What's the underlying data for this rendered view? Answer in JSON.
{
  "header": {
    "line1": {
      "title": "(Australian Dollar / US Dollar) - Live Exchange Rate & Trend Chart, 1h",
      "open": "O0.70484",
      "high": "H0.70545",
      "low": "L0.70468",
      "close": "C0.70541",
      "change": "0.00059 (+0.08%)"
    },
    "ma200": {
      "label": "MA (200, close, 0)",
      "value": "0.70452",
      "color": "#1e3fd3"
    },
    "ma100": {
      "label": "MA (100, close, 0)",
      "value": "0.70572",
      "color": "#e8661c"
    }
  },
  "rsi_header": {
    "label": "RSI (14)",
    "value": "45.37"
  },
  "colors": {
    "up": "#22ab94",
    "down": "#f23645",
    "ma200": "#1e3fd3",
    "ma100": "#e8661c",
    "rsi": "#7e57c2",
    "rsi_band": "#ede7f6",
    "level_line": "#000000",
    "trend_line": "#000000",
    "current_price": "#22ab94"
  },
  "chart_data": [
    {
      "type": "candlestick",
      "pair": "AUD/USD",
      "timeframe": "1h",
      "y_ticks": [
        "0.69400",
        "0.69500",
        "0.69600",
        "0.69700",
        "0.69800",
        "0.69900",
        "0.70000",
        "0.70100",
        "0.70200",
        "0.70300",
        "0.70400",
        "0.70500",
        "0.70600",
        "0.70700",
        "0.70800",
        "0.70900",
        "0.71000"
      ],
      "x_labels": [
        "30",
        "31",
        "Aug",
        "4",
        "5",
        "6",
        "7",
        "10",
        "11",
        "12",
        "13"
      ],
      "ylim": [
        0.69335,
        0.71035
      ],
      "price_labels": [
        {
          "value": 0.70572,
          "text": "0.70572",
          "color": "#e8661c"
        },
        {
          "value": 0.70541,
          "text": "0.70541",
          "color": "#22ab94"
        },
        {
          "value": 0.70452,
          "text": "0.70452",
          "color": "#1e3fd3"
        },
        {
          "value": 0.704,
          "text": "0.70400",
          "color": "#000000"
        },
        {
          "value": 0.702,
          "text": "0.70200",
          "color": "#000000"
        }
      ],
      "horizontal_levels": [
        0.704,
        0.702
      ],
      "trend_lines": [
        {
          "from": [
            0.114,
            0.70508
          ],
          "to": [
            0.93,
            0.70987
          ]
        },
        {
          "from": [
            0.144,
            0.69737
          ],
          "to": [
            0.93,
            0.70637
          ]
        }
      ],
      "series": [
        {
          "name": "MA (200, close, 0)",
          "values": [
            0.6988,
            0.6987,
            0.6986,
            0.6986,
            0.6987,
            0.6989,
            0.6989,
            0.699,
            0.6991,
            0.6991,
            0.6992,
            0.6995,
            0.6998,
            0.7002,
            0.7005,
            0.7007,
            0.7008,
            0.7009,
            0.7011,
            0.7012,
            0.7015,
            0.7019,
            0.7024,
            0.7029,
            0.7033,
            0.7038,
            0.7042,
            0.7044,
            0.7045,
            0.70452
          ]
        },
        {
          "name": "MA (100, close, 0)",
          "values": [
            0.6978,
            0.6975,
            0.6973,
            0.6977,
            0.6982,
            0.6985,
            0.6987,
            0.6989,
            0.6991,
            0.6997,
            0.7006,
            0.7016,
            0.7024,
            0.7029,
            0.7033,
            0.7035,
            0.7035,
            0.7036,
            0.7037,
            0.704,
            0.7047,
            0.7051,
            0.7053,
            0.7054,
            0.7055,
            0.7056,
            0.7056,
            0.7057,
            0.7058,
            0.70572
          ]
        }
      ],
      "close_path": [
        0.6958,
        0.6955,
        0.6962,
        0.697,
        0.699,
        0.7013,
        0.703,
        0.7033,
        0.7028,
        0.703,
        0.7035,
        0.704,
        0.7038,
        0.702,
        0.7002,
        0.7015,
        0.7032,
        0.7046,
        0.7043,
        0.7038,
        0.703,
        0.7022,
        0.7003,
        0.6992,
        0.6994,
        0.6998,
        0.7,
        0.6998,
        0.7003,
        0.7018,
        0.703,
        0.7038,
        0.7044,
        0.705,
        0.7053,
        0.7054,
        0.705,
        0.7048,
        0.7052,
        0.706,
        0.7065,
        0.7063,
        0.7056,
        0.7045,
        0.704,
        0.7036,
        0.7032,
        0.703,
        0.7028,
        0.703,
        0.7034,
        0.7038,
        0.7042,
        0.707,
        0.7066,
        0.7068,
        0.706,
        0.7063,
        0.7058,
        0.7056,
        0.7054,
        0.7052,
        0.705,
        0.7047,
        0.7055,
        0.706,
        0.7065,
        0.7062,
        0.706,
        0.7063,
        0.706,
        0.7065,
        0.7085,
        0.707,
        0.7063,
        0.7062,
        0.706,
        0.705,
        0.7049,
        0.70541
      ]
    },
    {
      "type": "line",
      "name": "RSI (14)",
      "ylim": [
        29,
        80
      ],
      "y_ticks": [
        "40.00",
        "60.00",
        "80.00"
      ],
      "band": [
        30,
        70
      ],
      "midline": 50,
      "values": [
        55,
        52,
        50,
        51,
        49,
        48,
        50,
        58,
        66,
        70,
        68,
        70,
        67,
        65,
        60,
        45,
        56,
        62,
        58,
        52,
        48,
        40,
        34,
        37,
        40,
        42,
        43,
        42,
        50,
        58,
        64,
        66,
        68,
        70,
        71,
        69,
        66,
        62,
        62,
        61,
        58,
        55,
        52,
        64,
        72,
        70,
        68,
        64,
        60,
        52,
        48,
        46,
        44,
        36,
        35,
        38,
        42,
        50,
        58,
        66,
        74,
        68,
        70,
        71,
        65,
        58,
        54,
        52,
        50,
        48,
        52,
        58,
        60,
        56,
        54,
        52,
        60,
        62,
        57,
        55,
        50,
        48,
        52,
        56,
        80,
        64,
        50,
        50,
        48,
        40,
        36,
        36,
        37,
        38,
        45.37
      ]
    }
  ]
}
########################################
> **WHAT YOU ARE ASKED TO DO**
Your task is to retype all the records above with nothing left out.

> **EXERCISE OUTPUT**
What's the underlying data for this rendered view? Answer in JSON.
{
  "header": {
    "line1": {
      "title": "(Australian Dollar / US Dollar) - Live Exchange Rate & Trend Chart, 1h",
      "open": "O0.70484",
      "high": "H0.70545",
      "low": "L0.70468",
      "close": "C0.70541",
      "change": "0.00059 (+0.08%)"
    },
    "ma200": {
      "label": "MA (200, close, 0)",
      "value": "0.70452",
      "color": "#1e3fd3"
    },
    "ma100": {
      "label": "MA (100, close, 0)",
      "value": "0.70572",
      "color": "#e8661c"
    }
  },
  "rsi_header": {
    "label": "RSI (14)",
    "value": "45.37"
  },
  "colors": {
    "up": "#22ab94",
    "down": "#f23645",
    "ma200": "#1e3fd3",
    "ma100": "#e8661c",
    "rsi": "#7e57c2",
    "rsi_band": "#ede7f6",
    "level_line": "#000000",
    "trend_line": "#000000",
    "current_price": "#22ab94"
  },
  "chart_data": [
    {
      "type": "candlestick",
      "pair": "AUD/USD",
      "timeframe": "1h",
      "y_ticks": [
        "0.69400",
        "0.69500",
        "0.69600",
        "0.69700",
        "0.69800",
        "0.69900",
        "0.70000",
        "0.70100",
        "0.70200",
        "0.70300",
        "0.70400",
        "0.70500",
        "0.70600",
        "0.70700",
        "0.70800",
        "0.70900",
        "0.71000"
      ],
      "x_labels": [
        "30",
        "31",
        "Aug",
        "4",
        "5",
        "6",
        "7",
        "10",
        "11",
        "12",
        "13"
      ],
      "ylim": [
        0.69335,
        0.71035
      ],
      "price_labels": [
        {
          "value": 0.70572,
          "text": "0.70572",
          "color": "#e8661c"
        },
        {
          "value": 0.70541,
          "text": "0.70541",
          "color": "#22ab94"
        },
        {
          "value": 0.70452,
          "text": "0.70452",
          "color": "#1e3fd3"
        },
        {
          "value": 0.704,
          "text": "0.70400",
          "color": "#000000"
        },
        {
          "value": 0.702,
          "text": "0.70200",
          "color": "#000000"
        }
      ],
      "horizontal_levels": [
        0.704,
        0.702
      ],
      "trend_lines": [
        {
          "from": [
            0.114,
            0.70508
          ],
          "to": [
            0.93,
            0.70987
          ]
        },
        {
          "from": [
            0.144,
            0.69737
          ],
          "to": [
            0.93,
            0.70637
          ]
        }
      ],
      "series": [
        {
          "name": "MA (200, close, 0)",
          "values": [
            0.6988,
            0.6987,
            0.6986,
            0.6986,
            0.6987,
            0.6989,
            0.6989,
            0.699,
            0.6991,
            0.6991,
            0.6992,
            0.6995,
            0.6998,
            0.7002,
            0.7005,
            0.7007,
            0.7008,
            0.7009,
            0.7011,
            0.7012,
            0.7015,
            0.7019,
            0.7024,
            0.7029,
            0.7033,
            0.7038,
            0.7042,
            0.7044,
            0.7045,
            0.70452
          ]
        },
        {
          "name": "MA (100, close, 0)",
          "values": [
            0.6978,
            0.6975,
            0.6973,
            0.6977,
            0.6982,
            0.6985,
            0.6987,
            0.6989,
            0.6991,
            0.6997,
            0.7006,
            0.7016,
            0.7024,
            0.7029,
            0.7033,
            0.7035,
            0.7035,
            0.7036,
            0.7037,
            0.704,
            0.7047,
            0.7051,
            0.7053,
            0.7054,
            0.7055,
            0.7056,
            0.7056,
            0.7057,
            0.7058,
            0.70572
          ]
        }
      ],
      "close_path": [
        0.6958,
        0.6955,
        0.6962,
        0.697,
        0.699,
        0.7013,
        0.703,
        0.7033,
        0.7028,
        0.703,
        0.7035,
        0.704,
        0.7038,
        0.702,
        0.7002,
        0.7015,
        0.7032,
        0.7046,
        0.7043,
        0.7038,
        0.703,
        0.7022,
        0.7003,
        0.6992,
        0.6994,
        0.6998,
        0.7,
        0.6998,
        0.7003,
        0.7018,
        0.703,
        0.7038,
        0.7044,
        0.705,
        0.7053,
        0.7054,
        0.705,
        0.7048,
        0.7052,
        0.706,
        0.7065,
        0.7063,
        0.7056,
        0.7045,
        0.704,
        0.7036,
        0.7032,
        0.703,
        0.7028,
        0.703,
        0.7034,
        0.7038,
        0.7042,
        0.707,
        0.7066,
        0.7068,
        0.706,
        0.7063,
        0.7058,
        0.7056,
        0.7054,
        0.7052,
        0.705,
        0.7047,
        0.7055,
        0.706,
        0.7065,
        0.7062,
        0.706,
        0.7063,
        0.706,
        0.7065,
        0.7085,
        0.707,
        0.7063,
        0.7062,
        0.706,
        0.705,
        0.7049,
        0.70541
      ]
    },
    {
      "type": "line",
      "name": "RSI (14)",
      "ylim": [
        29,
        80
      ],
      "y_ticks": [
        "40.00",
        "60.00",
        "80.00"
      ],
      "band": [
        30,
        70
      ],
      "midline": 50,
      "values": [
        55,
        52,
        50,
        51,
        49,
        48,
        50,
        58,
        66,
        70,
        68,
        70,
        67,
        65,
        60,
        45,
        56,
        62,
        58,
        52,
        48,
        40,
        34,
        37,
        40,
        42,
        43,
        42,
        50,
        58,
        64,
        66,
        68,
        70,
        71,
        69,
        66,
        62,
        62,
        61,
        58,
        55,
        52,
        64,
        72,
        70,
        68,
        64,
        60,
        52,
        48,
        46,
        44,
        36,
        35,
        38,
        42,
        50,
        58,
        66,
        74,
        68,
        70,
        71,
        65,
        58,
        54,
        52,
        50,
        48,
        52,
        58,
        60,
        56,
        54,
        52,
        60,
        62,
        57,
        55,
        50,
        48,
        52,
        56,
        80,
        64,
        50,
        50,
        48,
        40,
        36,
        36,
        37,
        38,
        45.37
      ]
    }
  ]
}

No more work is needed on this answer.